Pull each line holding the word "Joanna" from the data.

═══

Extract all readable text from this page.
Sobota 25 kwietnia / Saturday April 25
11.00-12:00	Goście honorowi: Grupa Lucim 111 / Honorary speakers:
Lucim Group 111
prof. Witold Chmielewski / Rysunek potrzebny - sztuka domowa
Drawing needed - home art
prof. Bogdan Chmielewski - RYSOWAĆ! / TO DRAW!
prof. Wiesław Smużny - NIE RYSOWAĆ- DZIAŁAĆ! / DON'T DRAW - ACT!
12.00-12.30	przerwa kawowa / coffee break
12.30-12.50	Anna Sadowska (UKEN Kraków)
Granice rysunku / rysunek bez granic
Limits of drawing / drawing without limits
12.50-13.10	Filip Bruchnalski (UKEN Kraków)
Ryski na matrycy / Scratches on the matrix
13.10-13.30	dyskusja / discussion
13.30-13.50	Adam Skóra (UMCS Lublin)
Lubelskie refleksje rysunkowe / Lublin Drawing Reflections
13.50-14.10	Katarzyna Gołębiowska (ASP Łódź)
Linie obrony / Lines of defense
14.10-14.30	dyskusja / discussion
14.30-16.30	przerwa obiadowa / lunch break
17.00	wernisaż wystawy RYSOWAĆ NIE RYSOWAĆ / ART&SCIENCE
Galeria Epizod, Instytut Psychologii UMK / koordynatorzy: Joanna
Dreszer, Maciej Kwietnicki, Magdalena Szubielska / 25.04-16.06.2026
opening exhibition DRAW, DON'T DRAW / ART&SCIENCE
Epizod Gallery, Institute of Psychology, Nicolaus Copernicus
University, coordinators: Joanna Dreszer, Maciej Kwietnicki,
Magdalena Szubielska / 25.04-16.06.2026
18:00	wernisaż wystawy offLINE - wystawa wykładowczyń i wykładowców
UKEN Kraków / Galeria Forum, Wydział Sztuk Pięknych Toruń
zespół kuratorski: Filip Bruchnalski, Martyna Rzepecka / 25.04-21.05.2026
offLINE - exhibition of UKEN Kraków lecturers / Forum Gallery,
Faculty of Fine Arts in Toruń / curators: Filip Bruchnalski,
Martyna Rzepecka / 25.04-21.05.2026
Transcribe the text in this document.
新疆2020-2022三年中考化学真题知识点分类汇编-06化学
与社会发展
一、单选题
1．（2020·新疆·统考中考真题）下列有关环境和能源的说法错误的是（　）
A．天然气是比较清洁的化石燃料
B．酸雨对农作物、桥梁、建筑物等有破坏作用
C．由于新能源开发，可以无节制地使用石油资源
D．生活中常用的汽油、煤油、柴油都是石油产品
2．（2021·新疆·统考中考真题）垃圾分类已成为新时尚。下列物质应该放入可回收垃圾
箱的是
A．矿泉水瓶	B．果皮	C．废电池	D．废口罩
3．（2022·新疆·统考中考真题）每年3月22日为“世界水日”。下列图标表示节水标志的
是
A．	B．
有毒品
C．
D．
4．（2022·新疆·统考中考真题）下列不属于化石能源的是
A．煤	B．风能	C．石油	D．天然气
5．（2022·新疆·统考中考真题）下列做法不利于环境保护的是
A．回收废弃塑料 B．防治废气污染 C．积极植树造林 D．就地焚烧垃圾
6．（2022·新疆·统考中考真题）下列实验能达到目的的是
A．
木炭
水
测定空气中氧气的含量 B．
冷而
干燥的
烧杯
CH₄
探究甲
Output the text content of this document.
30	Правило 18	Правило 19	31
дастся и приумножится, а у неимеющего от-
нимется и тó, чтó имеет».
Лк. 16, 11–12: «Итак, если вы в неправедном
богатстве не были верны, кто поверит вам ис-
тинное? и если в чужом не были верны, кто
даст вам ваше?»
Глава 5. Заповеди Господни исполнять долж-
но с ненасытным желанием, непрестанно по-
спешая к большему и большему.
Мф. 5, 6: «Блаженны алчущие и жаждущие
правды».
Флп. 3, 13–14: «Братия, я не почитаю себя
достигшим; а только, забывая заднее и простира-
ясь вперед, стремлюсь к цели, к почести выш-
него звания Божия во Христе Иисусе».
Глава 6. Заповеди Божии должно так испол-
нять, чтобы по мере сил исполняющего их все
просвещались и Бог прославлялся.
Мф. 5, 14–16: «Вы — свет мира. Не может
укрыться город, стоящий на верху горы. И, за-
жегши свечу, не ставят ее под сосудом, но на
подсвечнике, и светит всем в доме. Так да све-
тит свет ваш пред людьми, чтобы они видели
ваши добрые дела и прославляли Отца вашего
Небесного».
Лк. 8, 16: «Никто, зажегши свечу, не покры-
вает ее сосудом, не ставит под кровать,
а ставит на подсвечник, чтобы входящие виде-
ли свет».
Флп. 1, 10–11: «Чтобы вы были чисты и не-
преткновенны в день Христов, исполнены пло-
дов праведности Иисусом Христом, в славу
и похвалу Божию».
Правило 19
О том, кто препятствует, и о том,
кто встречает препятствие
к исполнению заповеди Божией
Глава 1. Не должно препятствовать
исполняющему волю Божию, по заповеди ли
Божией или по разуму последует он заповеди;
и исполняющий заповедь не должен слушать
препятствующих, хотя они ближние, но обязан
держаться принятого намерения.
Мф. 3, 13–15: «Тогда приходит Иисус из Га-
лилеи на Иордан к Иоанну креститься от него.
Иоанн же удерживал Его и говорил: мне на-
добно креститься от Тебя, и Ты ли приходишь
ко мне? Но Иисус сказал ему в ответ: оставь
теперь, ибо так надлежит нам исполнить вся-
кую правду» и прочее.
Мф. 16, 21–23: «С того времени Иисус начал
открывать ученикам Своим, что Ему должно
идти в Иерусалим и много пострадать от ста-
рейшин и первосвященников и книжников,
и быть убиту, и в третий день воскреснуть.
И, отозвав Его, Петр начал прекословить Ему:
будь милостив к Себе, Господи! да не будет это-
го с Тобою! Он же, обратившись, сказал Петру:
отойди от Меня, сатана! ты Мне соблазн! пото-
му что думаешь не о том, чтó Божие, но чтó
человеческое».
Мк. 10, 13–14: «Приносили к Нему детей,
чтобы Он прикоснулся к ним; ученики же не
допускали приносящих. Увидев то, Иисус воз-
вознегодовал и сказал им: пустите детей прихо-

═══

* _WRITTEN SOLUTION_
Galeria Epizod, Instytut Psychologii UMK / koordynatorzy: Joanna
University, coordinators: Joanna Dreszer, Maciej Kwietnicki,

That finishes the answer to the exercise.